• _Document section_
Return a geographical threshold graph.

The geographical threshold graph model places n nodes uniformly at random in a rectangular domain. Each node $$u$$ is assigned a weight $$w_u$$. Two nodes $$u,v$$ are connected with an edge if

$w_u + w_v \ge \theta r^{\alpha}$

where $$r$$ is the Euclidean distance between $$u$$ and $$v$$, and $$\theta$$, $$\alpha$$ are parameters.

Parameters : n : int Number of nodes theta: float Threshold value alpha: float, optional Exponent of distance function dim : int, optional Dimension of graph pos : dict Node positions as a dictionary of tuples keyed by node. weight : dict Node weights as a dictionary of numbers keyed by node. Graph

Notes

If weights are not specified they are assigned to nodes by drawing randomly from an the exponential distribution with rate parameter $$\lambda=1$$. To specify a weights from a different distribution assign them to a dictionary and pass it as the weight= keyword

>>> import random
>>> n = 20
>>> w=dict((i,random.expovariate(5.0)) for i in range(n))

• _Raw data_

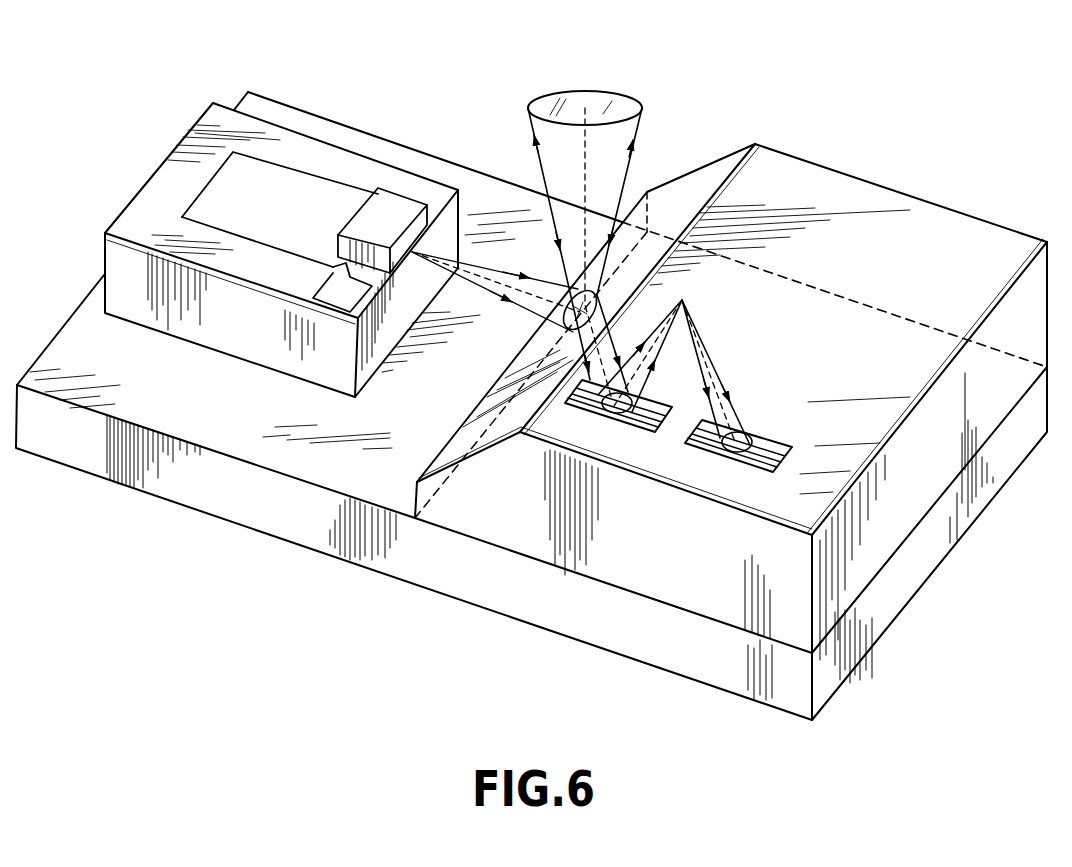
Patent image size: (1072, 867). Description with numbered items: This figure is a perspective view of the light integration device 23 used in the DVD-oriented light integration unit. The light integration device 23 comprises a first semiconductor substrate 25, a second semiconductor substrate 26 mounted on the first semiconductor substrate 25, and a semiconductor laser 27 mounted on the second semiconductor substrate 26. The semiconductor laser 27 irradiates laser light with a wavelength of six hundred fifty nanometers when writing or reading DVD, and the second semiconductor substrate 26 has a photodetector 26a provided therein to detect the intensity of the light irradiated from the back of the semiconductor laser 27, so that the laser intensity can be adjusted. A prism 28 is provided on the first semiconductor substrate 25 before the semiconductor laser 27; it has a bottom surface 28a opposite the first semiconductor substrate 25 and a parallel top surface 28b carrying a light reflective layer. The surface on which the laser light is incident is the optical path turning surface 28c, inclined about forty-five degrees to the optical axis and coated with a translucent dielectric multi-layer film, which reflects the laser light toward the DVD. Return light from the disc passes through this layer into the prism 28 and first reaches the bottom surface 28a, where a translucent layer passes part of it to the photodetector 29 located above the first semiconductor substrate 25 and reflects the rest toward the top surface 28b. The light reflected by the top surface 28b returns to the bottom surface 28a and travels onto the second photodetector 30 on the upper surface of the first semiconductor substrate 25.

• _Task set_
A: Please restate the geographical threshold graph documentation above, beginning at the words "Parameters : n" and stopping after "i in range(n))", swapping "Threshold value" for "Cutoff value".
B: Answer these from the geographical threshold graph documentation:
(i) What kind of distance between u and v does r stand for?
(ii) What type is the theta parameter listed as?
(iii) What rate parameter does the exponential distribution have when weights are not specified?

• _Results_
A:
Parameters : n : int Number of nodes theta: float Cutoff value alpha: float, optional Exponent of distance function dim : int, optional Dimension of graph pos : dict Node positions as a dictionary of tuples keyed by node. weight : dict Node weights as a dictionary of numbers keyed by node. Graph

Notes

If weights are not specified they are assigned to nodes by drawing randomly from an the exponential distribution with rate parameter $$\lambda=1$$. To specify a weights from a different distribution assign them to a dictionary and pass it as the weight= keyword

>>> import random
>>> n = 20
>>> w=dict((i,random.expovariate(5.0)) for i in range(n))

B:
(i) The Euclidean distance
(ii) float
(iii) λ = 1